--- Excerpts from a figure dataset ---
--

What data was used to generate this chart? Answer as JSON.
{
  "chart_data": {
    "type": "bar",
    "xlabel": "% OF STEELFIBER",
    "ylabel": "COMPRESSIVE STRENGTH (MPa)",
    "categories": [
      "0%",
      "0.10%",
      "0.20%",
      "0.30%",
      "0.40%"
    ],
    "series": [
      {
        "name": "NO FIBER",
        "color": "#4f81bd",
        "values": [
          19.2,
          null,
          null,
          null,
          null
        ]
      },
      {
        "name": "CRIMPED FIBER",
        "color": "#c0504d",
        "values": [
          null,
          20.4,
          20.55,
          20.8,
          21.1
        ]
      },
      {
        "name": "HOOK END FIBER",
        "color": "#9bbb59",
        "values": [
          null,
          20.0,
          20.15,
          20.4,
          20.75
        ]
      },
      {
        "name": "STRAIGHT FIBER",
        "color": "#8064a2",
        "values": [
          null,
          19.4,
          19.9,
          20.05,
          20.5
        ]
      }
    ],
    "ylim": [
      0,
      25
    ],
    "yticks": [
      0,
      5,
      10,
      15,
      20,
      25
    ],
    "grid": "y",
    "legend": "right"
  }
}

--

--- Task goal ---
List every line above that contains the word "color".

--- Response to the task ---
        "color": "#4f81bd",
        "color": "#c0504d",
        "color": "#9bbb59",
        "color": "#8064a2",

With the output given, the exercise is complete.